• **Instructions for the task**
Only the lines from the line holding "Type out the text in this image." to the last line should be output, each exactly as given.

• **Data entries**
━━━━━━━━━━━━━━━━━━━━━━━━━━━━━━

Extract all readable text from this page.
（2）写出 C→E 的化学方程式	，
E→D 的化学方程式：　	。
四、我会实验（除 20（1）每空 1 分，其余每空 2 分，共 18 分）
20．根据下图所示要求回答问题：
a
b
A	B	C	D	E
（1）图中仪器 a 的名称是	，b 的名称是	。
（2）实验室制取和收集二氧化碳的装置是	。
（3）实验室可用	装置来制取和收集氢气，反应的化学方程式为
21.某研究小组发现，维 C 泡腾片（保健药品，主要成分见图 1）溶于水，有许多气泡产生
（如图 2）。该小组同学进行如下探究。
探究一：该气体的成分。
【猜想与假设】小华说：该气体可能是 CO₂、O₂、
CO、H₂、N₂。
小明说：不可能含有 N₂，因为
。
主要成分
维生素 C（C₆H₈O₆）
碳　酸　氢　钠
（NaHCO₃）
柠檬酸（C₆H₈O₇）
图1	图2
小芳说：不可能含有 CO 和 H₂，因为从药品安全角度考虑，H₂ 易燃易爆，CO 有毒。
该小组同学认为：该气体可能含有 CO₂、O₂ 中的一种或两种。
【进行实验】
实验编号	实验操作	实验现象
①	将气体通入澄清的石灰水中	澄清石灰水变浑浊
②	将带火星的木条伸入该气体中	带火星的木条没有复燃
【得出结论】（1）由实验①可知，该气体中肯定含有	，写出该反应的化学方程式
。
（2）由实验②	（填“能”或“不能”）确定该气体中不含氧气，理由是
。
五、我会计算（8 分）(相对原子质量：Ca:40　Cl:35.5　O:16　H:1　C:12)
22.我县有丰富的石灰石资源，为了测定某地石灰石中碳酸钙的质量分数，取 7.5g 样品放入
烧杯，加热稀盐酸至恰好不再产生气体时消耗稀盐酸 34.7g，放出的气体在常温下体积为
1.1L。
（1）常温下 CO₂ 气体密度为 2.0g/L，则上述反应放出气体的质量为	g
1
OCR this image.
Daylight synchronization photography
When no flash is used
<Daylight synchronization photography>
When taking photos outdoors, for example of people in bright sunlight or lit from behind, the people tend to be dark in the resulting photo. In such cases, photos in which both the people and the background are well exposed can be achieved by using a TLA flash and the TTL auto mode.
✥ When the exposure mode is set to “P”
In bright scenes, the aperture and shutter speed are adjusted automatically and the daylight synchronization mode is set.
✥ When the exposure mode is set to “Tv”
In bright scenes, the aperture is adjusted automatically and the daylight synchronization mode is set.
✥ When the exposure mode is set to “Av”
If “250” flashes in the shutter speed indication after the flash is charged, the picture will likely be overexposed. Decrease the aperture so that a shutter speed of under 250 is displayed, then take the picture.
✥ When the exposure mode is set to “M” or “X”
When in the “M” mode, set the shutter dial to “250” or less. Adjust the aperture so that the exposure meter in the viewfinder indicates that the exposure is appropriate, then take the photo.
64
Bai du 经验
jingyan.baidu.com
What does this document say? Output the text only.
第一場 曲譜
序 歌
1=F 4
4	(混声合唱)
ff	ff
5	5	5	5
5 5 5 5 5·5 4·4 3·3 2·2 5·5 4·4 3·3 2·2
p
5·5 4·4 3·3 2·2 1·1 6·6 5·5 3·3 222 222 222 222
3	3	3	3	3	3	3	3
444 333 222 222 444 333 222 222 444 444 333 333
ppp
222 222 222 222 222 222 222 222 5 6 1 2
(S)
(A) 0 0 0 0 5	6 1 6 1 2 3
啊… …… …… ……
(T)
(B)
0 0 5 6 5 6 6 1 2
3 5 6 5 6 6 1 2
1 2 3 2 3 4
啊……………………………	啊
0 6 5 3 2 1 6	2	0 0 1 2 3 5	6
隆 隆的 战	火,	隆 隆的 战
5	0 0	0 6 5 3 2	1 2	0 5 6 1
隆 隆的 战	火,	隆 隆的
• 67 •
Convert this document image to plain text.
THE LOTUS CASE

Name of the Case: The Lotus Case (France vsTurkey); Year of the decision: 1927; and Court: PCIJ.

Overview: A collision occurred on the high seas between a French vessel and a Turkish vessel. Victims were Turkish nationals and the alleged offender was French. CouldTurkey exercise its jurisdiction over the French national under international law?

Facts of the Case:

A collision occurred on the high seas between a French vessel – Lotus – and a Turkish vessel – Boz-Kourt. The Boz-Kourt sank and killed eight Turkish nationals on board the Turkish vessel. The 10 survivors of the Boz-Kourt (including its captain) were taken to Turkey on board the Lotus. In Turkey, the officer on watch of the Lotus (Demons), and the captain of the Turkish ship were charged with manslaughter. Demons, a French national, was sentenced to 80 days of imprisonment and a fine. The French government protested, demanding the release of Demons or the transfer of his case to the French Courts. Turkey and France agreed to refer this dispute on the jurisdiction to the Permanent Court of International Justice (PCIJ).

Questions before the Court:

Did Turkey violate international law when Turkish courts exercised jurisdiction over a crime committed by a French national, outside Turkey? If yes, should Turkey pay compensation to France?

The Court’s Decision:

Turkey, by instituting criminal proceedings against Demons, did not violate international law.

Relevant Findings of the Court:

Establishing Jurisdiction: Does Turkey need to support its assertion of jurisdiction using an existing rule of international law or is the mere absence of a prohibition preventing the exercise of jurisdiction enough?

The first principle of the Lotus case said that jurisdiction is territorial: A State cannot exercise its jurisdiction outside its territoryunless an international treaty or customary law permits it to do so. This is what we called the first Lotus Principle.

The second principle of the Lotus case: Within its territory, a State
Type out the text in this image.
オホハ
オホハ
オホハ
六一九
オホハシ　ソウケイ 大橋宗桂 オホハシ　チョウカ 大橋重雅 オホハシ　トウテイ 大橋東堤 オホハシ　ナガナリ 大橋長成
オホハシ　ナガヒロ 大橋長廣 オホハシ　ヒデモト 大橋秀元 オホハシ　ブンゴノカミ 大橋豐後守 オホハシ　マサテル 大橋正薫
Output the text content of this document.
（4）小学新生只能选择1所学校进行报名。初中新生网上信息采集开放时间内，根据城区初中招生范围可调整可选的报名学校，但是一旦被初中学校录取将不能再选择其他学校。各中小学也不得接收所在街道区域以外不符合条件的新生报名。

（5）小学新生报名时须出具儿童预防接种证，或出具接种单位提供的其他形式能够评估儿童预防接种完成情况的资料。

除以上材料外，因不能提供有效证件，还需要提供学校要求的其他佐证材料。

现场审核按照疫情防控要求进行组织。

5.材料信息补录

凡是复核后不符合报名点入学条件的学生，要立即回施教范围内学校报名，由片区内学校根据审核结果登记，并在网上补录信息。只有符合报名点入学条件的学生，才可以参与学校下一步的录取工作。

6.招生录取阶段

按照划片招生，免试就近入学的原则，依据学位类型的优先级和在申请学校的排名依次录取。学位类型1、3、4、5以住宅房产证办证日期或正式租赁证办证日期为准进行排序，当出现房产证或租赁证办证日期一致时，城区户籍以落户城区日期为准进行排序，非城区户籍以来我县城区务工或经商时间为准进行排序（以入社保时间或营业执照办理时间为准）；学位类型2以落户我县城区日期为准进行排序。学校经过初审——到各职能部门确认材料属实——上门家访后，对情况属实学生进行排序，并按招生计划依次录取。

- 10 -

━━━━━━━━━━━━━━━━━━━━━━━━━━━━━━

• **Exercise result**
Type out the text in this image.
オホハ
オホハ
オホハ
六一九
オホハシ　ソウケイ 大橋宗桂 オホハシ　チョウカ 大橋重雅 オホハシ　トウテイ 大橋東堤 オホハシ　ナガナリ 大橋長成
オホハシ　ナガヒロ 大橋長廣 オホハシ　ヒデモト 大橋秀元 オホハシ　ブンゴノカミ 大橋豐後守 オホハシ　マサテル 大橋正薫
Output the text content of this document.
（4）小学新生只能选择1所学校进行报名。初中新生网上信息采集开放时间内，根据城区初中招生范围可调整可选的报名学校，但是一旦被初中学校录取将不能再选择其他学校。各中小学也不得接收所在街道区域以外不符合条件的新生报名。

（5）小学新生报名时须出具儿童预防接种证，或出具接种单位提供的其他形式能够评估儿童预防接种完成情况的资料。

除以上材料外，因不能提供有效证件，还需要提供学校要求的其他佐证材料。

现场审核按照疫情防控要求进行组织。

5.材料信息补录

凡是复核后不符合报名点入学条件的学生，要立即回施教范围内学校报名，由片区内学校根据审核结果登记，并在网上补录信息。只有符合报名点入学条件的学生，才可以参与学校下一步的录取工作。

6.招生录取阶段

按照划片招生，免试就近入学的原则，依据学位类型的优先级和在申请学校的排名依次录取。学位类型1、3、4、5以住宅房产证办证日期或正式租赁证办证日期为准进行排序，当出现房产证或租赁证办证日期一致时，城区户籍以落户城区日期为准进行排序，非城区户籍以来我县城区务工或经商时间为准进行排序（以入社保时间或营业执照办理时间为准）；学位类型2以落户我县城区日期为准进行排序。学校经过初审——到各职能部门确认材料属实——上门家访后，对情况属实学生进行排序，并按招生计划依次录取。

- 10 -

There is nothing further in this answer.